Dataset items:
◇ ◇ ◇ ◇ ◇ ◇ ◇

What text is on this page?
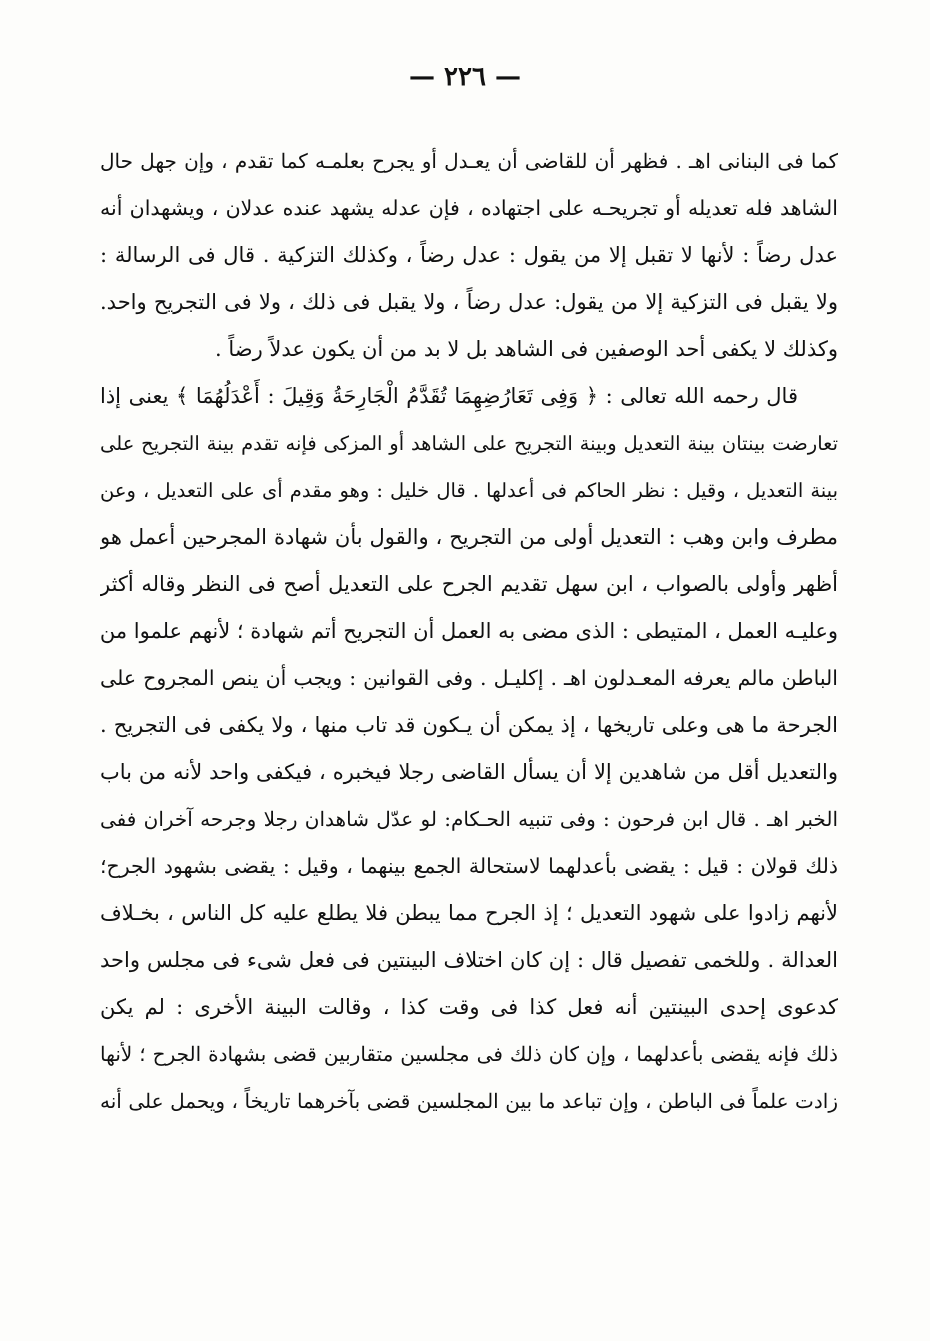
— ٢٢٦ —
كما فى البنانى اهـ . فظهر أن للقاضى أن يعـدل أو يجرح بعلمـه كما تقدم ، وإن جهل حال
الشاهد فله تعديله أو تجريحـه على اجتهاده ، فإن عدله يشهد عنده عدلان ، ويشهدان أنه
عدل رضاً : لأنها لا تقبل إلا من يقول : عدل رضاً ، وكذلك التزكية . قال فى الرسالة :
ولا يقبل فى التزكية إلا من يقول: عدل رضاً ، ولا يقبل فى ذلك ، ولا فى التجريح واحد.
وكذلك لا يكفى أحد الوصفين فى الشاهد بل لا بد من أن يكون عدلاً رضاً .
قال رحمه الله تعالى : ﴿ وَفِى تَعَارُضِهِمَا تُقَدَّمُ الْجَارِحَةُ وَقِيلَ : أَعْدَلُهُمَا ﴾ يعنى إذا
تعارضت بينتان بينة التعديل وبينة التجريح على الشاهد أو المزكى فإنه تقدم بينة التجريح على
بينة التعديل ، وقيل : نظر الحاكم فى أعدلها . قال خليل : وهو مقدم أى على التعديل ، وعن
مطرف وابن وهب : التعديل أولى من التجريح ، والقول بأن شهادة المجرحين أعمل هو
أظهر وأولى بالصواب ، ابن سهل تقديم الجرح على التعديل أصح فى النظر وقاله أكثر
وعليـه العمل ، المتيطى : الذى مضى به العمل أن التجريح أتم شهادة ؛ لأنهم علموا من
الباطن مالم يعرفه المعـدلون اهـ . إكليـل . وفى القوانين : ويجب أن ينص المجروح على
الجرحة ما هى وعلى تاريخها ، إذ يمكن أن يـكون قد تاب منها ، ولا يكفى فى التجريح .
والتعديل أقل من شاهدين إلا أن يسأل القاضى رجلا فيخبره ، فيكفى واحد لأنه من باب
الخبر اهـ . قال ابن فرحون : وفى تنبيه الحـكام: لو عدّل شاهدان رجلا وجرحه آخران ففى
ذلك قولان : قيل : يقضى بأعدلهما لاستحالة الجمع بينهما ، وقيل : يقضى بشهود الجرح؛
لأنهم زادوا على شهود التعديل ؛ إذ الجرح مما يبطن فلا يطلع عليه كل الناس ، بخـلاف
العدالة . وللخمى تفصيل قال : إن كان اختلاف البينتين فى فعل شىء فى مجلس واحد
كدعوى إحدى البينتين أنه فعل كذا فى وقت كذا ، وقالت البينة الأخرى : لم يكن
ذلك فإنه يقضى بأعدلهما ، وإن كان ذلك فى مجلسين متقاربين قضى بشهادة الجرح ؛ لأنها
زادت علماً فى الباطن ، وإن تباعد ما بين المجلسين قضى بآخرهما تاريخاً ، ويحمل على أنه
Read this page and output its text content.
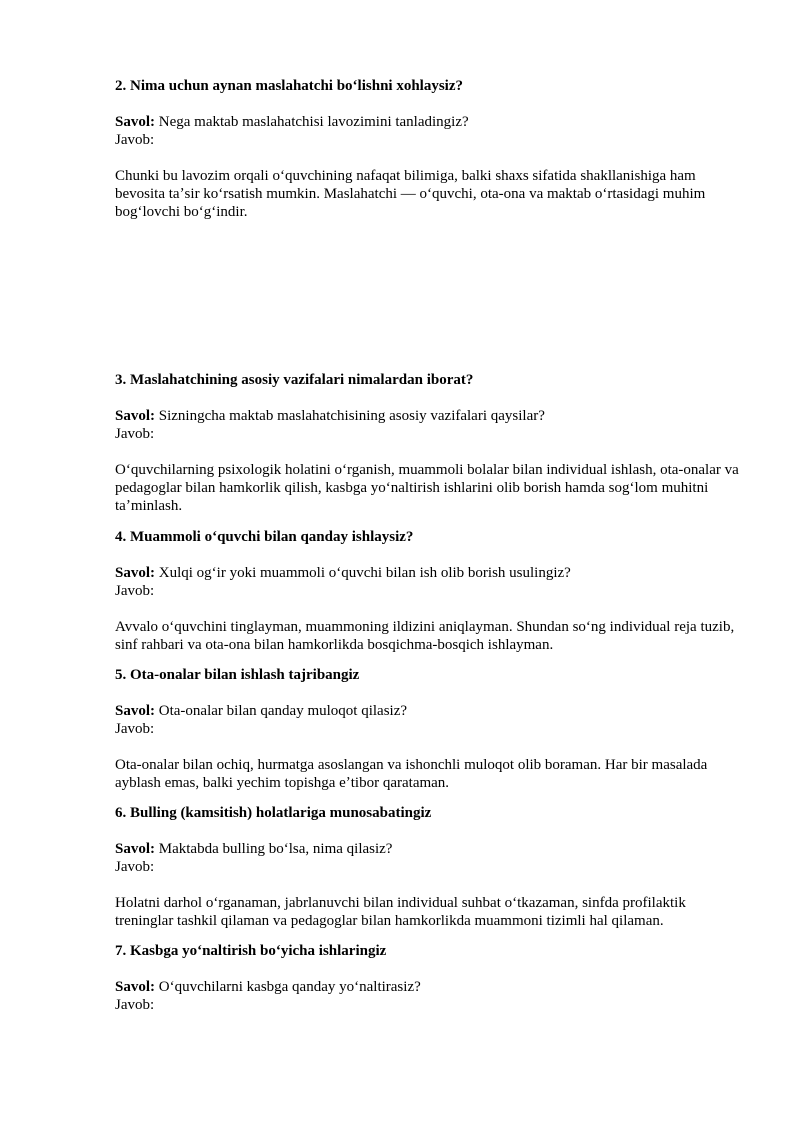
2. Nima uchun aynan maslahatchi boʻlishni xohlaysiz?

Savol: Nega maktab maslahatchisi lavozimini tanladingiz?

Javob:

Chunki bu lavozim orqali oʻquvchining nafaqat bilimiga, balki shaxs sifatida shakllanishiga ham bevosita taʼsir koʻrsatish mumkin. Maslahatchi — oʻquvchi, ota-ona va maktab oʻrtasidagi muhim bogʻlovchi boʻgʻindir.

3. Maslahatchining asosiy vazifalari nimalardan iborat?

Savol: Sizningcha maktab maslahatchisining asosiy vazifalari qaysilar?

Javob:

Oʻquvchilarning psixologik holatini oʻrganish, muammoli bolalar bilan individual ishlash, ota-onalar va pedagoglar bilan hamkorlik qilish, kasbga yoʻnaltirish ishlarini olib borish hamda sogʻlom muhitni taʼminlash.

4. Muammoli oʻquvchi bilan qanday ishlaysiz?

Savol: Xulqi ogʻir yoki muammoli oʻquvchi bilan ish olib borish usulingiz?

Javob:

Avvalo oʻquvchini tinglayman, muammoning ildizini aniqlayman. Shundan soʻng individual reja tuzib, sinf rahbari va ota-ona bilan hamkorlikda bosqichma-bosqich ishlayman.

5. Ota-onalar bilan ishlash tajribangiz

Savol: Ota-onalar bilan qanday muloqot qilasiz?

Javob:

Ota-onalar bilan ochiq, hurmatga asoslangan va ishonchli muloqot olib boraman. Har bir masalada ayblash emas, balki yechim topishga eʼtibor qarataman.

6. Bulling (kamsitish) holatlariga munosabatingiz

Savol: Maktabda bulling boʻlsa, nima qilasiz?

Javob:

Holatni darhol oʻrganaman, jabrlanuvchi bilan individual suhbat oʻtkazaman, sinfda profilaktik treninglar tashkil qilaman va pedagoglar bilan hamkorlikda muammoni tizimli hal qilaman.

7. Kasbga yoʻnaltirish boʻyicha ishlaringiz

Savol: Oʻquvchilarni kasbga qanday yoʻnaltirasiz?

Javob:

◇ ◇ ◇ ◇ ◇ ◇ ◇

[WHAT THE EXERCISE ASKS] Excluding the pictures, reproduce every entry exactly as given.

[SOLUTION]
What text is on this page?
— ٢٢٦ —
كما فى البنانى اهـ . فظهر أن للقاضى أن يعـدل أو يجرح بعلمـه كما تقدم ، وإن جهل حال
الشاهد فله تعديله أو تجريحـه على اجتهاده ، فإن عدله يشهد عنده عدلان ، ويشهدان أنه
عدل رضاً : لأنها لا تقبل إلا من يقول : عدل رضاً ، وكذلك التزكية . قال فى الرسالة :
ولا يقبل فى التزكية إلا من يقول: عدل رضاً ، ولا يقبل فى ذلك ، ولا فى التجريح واحد.
وكذلك لا يكفى أحد الوصفين فى الشاهد بل لا بد من أن يكون عدلاً رضاً .
قال رحمه الله تعالى : ﴿ وَفِى تَعَارُضِهِمَا تُقَدَّمُ الْجَارِحَةُ وَقِيلَ : أَعْدَلُهُمَا ﴾ يعنى إذا
تعارضت بينتان بينة التعديل وبينة التجريح على الشاهد أو المزكى فإنه تقدم بينة التجريح على
بينة التعديل ، وقيل : نظر الحاكم فى أعدلها . قال خليل : وهو مقدم أى على التعديل ، وعن
مطرف وابن وهب : التعديل أولى من التجريح ، والقول بأن شهادة المجرحين أعمل هو
أظهر وأولى بالصواب ، ابن سهل تقديم الجرح على التعديل أصح فى النظر وقاله أكثر
وعليـه العمل ، المتيطى : الذى مضى به العمل أن التجريح أتم شهادة ؛ لأنهم علموا من
الباطن مالم يعرفه المعـدلون اهـ . إكليـل . وفى القوانين : ويجب أن ينص المجروح على
الجرحة ما هى وعلى تاريخها ، إذ يمكن أن يـكون قد تاب منها ، ولا يكفى فى التجريح .
والتعديل أقل من شاهدين إلا أن يسأل القاضى رجلا فيخبره ، فيكفى واحد لأنه من باب
الخبر اهـ . قال ابن فرحون : وفى تنبيه الحـكام: لو عدّل شاهدان رجلا وجرحه آخران ففى
ذلك قولان : قيل : يقضى بأعدلهما لاستحالة الجمع بينهما ، وقيل : يقضى بشهود الجرح؛
لأنهم زادوا على شهود التعديل ؛ إذ الجرح مما يبطن فلا يطلع عليه كل الناس ، بخـلاف
العدالة . وللخمى تفصيل قال : إن كان اختلاف البينتين فى فعل شىء فى مجلس واحد
كدعوى إحدى البينتين أنه فعل كذا فى وقت كذا ، وقالت البينة الأخرى : لم يكن
ذلك فإنه يقضى بأعدلهما ، وإن كان ذلك فى مجلسين متقاربين قضى بشهادة الجرح ؛ لأنها
زادت علماً فى الباطن ، وإن تباعد ما بين المجلسين قضى بآخرهما تاريخاً ، ويحمل على أنه
Read this page and output its text content.
2. Nima uchun aynan maslahatchi boʻlishni xohlaysiz?

Savol: Nega maktab maslahatchisi lavozimini tanladingiz?

Javob:

Chunki bu lavozim orqali oʻquvchining nafaqat bilimiga, balki shaxs sifatida shakllanishiga ham bevosita taʼsir koʻrsatish mumkin. Maslahatchi — oʻquvchi, ota-ona va maktab oʻrtasidagi muhim bogʻlovchi boʻgʻindir.

3. Maslahatchining asosiy vazifalari nimalardan iborat?

Savol: Sizningcha maktab maslahatchisining asosiy vazifalari qaysilar?

Javob:

Oʻquvchilarning psixologik holatini oʻrganish, muammoli bolalar bilan individual ishlash, ota-onalar va pedagoglar bilan hamkorlik qilish, kasbga yoʻnaltirish ishlarini olib borish hamda sogʻlom muhitni taʼminlash.

4. Muammoli oʻquvchi bilan qanday ishlaysiz?

Savol: Xulqi ogʻir yoki muammoli oʻquvchi bilan ish olib borish usulingiz?

Javob:

Avvalo oʻquvchini tinglayman, muammoning ildizini aniqlayman. Shundan soʻng individual reja tuzib, sinf rahbari va ota-ona bilan hamkorlikda bosqichma-bosqich ishlayman.

5. Ota-onalar bilan ishlash tajribangiz

Savol: Ota-onalar bilan qanday muloqot qilasiz?

Javob:

Ota-onalar bilan ochiq, hurmatga asoslangan va ishonchli muloqot olib boraman. Har bir masalada ayblash emas, balki yechim topishga eʼtibor qarataman.

6. Bulling (kamsitish) holatlariga munosabatingiz

Savol: Maktabda bulling boʻlsa, nima qilasiz?

Javob:

Holatni darhol oʻrganaman, jabrlanuvchi bilan individual suhbat oʻtkazaman, sinfda profilaktik treninglar tashkil qilaman va pedagoglar bilan hamkorlikda muammoni tizimli hal qilaman.

7. Kasbga yoʻnaltirish boʻyicha ishlaringiz

Savol: Oʻquvchilarni kasbga qanday yoʻnaltirasiz?

Javob:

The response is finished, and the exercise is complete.